(Rows from a figure dataset)
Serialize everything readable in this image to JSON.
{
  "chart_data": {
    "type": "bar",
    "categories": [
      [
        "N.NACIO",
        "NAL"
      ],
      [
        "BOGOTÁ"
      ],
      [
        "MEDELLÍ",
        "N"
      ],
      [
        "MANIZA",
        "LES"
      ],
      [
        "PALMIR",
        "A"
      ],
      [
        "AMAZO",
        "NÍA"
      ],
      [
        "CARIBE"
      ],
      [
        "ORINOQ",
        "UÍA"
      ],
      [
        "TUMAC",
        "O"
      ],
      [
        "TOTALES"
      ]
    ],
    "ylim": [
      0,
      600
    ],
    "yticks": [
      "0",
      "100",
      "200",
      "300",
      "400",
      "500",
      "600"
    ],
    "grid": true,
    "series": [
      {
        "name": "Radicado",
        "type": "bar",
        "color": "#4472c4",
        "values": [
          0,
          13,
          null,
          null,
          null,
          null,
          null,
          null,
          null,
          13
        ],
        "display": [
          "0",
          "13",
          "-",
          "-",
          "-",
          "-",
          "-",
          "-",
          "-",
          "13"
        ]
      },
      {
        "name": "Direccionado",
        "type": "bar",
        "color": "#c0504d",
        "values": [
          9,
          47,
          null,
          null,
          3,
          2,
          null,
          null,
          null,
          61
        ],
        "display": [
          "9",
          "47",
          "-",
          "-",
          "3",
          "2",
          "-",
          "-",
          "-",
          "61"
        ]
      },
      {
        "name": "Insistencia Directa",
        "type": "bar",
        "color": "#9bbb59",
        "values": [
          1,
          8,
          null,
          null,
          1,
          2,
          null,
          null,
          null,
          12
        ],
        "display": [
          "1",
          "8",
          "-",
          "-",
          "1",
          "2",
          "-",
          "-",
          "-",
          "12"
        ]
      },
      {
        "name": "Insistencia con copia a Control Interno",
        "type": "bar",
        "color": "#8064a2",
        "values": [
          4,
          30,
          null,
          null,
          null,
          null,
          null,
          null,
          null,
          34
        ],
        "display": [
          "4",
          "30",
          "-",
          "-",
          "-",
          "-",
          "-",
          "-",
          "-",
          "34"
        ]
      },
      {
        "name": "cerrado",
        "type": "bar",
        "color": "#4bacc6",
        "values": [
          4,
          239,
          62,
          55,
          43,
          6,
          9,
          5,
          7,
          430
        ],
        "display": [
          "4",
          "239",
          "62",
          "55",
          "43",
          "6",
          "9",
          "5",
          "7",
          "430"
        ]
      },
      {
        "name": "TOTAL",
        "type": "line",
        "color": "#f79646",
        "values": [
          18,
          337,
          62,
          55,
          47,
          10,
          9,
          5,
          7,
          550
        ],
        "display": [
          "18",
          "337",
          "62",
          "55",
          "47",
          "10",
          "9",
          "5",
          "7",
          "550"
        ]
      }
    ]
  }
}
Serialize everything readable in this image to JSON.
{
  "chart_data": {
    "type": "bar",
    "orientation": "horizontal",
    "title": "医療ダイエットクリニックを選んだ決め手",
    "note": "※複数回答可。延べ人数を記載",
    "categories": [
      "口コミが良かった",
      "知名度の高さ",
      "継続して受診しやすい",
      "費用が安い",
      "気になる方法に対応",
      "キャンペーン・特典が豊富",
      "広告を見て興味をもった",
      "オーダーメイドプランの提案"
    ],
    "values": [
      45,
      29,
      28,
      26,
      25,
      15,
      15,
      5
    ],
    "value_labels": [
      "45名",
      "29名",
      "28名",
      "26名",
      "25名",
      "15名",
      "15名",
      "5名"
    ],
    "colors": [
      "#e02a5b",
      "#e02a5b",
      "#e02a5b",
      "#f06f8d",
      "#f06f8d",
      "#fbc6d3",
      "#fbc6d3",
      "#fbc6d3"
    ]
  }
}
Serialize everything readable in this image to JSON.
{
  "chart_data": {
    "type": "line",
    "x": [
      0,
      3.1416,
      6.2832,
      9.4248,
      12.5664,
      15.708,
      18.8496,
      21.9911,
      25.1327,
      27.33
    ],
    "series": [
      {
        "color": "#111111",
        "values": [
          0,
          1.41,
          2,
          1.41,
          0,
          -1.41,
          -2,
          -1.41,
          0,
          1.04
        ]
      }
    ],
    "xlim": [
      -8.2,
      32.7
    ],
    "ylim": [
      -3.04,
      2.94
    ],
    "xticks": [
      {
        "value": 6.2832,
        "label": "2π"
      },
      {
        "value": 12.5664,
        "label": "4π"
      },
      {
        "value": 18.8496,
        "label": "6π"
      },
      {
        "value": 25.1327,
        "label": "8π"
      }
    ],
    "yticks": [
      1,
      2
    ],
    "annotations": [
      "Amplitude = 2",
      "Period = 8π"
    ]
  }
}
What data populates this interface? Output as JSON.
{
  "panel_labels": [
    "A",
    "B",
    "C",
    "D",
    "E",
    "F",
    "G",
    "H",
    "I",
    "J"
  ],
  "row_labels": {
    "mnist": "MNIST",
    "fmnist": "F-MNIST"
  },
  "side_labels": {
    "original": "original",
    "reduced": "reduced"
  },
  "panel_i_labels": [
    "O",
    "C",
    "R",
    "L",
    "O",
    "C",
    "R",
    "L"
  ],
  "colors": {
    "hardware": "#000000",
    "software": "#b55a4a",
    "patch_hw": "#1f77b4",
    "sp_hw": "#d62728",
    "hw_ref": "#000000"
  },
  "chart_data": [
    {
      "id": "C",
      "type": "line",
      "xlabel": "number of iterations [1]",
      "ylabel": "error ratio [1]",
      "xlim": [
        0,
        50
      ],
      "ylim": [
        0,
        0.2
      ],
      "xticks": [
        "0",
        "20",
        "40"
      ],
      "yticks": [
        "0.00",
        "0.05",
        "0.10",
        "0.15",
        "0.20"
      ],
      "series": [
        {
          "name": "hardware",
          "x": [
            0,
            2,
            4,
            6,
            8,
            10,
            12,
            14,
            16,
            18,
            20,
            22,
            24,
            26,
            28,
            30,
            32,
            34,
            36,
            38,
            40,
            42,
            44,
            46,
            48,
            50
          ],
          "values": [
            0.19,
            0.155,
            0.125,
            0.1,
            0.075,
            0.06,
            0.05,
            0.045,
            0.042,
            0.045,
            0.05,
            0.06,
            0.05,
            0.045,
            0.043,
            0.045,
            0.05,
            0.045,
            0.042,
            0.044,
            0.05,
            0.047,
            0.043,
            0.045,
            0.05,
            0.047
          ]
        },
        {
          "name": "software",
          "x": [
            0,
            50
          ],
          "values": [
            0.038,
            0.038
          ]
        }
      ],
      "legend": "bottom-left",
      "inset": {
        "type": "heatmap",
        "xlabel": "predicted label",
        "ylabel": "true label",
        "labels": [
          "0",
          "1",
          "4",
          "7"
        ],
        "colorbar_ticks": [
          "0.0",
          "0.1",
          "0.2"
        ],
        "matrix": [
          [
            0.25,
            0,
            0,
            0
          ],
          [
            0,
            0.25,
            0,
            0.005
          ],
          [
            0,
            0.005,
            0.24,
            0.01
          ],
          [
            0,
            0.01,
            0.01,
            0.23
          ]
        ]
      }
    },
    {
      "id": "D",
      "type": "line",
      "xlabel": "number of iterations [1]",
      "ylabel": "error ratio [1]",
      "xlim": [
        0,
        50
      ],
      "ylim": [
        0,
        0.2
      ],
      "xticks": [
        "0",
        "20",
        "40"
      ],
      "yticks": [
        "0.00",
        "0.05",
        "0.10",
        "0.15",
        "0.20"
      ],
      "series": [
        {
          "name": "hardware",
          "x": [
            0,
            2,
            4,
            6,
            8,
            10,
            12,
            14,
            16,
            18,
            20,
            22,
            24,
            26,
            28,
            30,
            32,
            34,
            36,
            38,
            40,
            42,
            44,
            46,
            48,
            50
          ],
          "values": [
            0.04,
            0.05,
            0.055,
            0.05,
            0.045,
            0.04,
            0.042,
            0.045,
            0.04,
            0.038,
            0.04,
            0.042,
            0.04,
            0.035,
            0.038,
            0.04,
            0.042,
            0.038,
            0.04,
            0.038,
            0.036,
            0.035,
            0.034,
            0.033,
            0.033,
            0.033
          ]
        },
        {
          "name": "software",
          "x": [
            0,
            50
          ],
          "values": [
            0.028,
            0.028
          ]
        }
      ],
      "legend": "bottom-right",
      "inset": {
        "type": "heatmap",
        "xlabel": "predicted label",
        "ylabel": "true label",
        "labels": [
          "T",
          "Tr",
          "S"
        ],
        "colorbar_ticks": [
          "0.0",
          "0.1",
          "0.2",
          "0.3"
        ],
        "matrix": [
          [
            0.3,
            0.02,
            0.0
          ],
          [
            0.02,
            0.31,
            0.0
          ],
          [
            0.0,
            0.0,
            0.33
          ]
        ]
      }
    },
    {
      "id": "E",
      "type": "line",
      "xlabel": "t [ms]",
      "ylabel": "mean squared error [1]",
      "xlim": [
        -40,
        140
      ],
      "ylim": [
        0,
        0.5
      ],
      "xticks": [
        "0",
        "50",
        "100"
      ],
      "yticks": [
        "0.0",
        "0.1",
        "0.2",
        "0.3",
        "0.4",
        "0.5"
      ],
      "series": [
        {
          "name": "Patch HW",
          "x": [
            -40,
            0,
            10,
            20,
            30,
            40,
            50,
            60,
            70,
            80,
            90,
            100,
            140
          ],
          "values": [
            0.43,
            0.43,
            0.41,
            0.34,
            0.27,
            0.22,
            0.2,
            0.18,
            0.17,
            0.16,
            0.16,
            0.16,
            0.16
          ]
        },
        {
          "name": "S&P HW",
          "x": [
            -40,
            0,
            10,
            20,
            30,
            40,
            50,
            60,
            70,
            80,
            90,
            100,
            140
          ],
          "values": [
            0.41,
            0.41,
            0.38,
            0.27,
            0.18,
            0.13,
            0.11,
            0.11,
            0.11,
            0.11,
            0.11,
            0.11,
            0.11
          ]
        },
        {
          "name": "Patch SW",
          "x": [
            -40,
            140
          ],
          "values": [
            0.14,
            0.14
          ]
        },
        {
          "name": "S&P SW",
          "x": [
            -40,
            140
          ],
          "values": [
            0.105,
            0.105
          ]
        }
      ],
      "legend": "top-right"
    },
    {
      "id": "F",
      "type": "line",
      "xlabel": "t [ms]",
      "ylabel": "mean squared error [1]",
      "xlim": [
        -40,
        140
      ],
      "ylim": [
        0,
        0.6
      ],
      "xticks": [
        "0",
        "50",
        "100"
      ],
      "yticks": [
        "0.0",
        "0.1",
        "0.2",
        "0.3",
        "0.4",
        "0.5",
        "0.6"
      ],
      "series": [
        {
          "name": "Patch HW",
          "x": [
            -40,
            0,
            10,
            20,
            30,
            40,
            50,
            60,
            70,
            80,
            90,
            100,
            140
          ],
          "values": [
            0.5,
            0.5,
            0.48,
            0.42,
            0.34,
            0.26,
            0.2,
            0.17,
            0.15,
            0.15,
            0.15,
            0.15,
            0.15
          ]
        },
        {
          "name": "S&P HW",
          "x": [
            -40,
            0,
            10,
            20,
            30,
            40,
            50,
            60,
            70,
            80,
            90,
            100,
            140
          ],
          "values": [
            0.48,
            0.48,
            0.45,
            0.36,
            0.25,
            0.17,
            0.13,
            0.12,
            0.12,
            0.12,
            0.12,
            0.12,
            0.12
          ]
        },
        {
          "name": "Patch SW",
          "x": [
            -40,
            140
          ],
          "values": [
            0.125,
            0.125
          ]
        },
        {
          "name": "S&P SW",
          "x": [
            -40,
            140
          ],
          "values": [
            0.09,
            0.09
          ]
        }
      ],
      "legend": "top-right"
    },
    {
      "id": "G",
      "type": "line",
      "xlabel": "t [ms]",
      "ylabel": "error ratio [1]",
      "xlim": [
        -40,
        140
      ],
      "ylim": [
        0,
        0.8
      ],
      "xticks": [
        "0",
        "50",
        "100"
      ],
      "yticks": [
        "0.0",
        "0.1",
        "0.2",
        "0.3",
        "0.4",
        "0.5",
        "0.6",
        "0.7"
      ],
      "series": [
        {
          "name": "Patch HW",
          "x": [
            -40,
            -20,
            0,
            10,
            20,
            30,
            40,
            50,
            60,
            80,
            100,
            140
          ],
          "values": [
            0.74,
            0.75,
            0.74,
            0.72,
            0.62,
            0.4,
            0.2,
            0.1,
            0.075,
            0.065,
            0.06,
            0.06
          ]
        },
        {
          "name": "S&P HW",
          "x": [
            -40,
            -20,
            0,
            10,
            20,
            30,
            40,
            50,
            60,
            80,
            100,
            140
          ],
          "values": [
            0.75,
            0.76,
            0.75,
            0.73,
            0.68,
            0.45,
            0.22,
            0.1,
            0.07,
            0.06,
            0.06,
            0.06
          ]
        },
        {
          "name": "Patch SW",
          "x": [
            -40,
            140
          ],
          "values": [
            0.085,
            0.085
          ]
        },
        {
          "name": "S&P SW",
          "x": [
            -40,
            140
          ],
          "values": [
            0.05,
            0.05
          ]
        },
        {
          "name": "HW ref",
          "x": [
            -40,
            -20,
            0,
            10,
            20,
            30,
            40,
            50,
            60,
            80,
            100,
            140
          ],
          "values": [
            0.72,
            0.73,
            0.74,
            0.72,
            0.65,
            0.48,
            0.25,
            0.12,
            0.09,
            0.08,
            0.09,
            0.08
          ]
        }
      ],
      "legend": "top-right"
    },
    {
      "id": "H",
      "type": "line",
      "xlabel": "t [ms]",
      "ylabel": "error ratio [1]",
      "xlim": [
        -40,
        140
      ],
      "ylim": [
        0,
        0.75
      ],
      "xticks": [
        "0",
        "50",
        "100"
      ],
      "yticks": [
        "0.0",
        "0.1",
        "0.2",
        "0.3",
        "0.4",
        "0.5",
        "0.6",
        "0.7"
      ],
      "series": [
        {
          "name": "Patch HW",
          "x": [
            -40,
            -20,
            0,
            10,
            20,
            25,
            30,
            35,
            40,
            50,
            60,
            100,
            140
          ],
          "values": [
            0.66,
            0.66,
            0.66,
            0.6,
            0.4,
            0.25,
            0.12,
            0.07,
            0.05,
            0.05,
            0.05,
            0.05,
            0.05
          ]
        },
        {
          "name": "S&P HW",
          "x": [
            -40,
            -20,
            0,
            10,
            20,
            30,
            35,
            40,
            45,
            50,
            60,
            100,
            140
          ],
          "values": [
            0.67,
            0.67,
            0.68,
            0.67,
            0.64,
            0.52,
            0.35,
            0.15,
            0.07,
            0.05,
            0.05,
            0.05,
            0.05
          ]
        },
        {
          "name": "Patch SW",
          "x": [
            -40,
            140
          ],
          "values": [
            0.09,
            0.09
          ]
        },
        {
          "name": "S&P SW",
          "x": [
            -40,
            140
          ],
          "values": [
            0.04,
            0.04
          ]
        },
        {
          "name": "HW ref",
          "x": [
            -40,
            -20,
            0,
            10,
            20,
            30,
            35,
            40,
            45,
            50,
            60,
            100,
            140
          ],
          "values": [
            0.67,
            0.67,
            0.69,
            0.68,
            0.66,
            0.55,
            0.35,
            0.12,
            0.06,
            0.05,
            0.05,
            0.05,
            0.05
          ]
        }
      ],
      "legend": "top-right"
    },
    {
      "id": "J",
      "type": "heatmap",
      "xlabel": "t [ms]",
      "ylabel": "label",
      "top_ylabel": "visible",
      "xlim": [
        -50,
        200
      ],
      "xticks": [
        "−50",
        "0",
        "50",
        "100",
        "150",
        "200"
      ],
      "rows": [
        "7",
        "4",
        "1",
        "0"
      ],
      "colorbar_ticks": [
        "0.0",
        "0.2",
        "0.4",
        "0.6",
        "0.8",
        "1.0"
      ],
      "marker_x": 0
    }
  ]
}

▶ [Short problem]: Find each line that has the word "bottom", then copy it out.

▶ [Worked answer]:
      "legend": "bottom-left",
      "legend": "bottom-right",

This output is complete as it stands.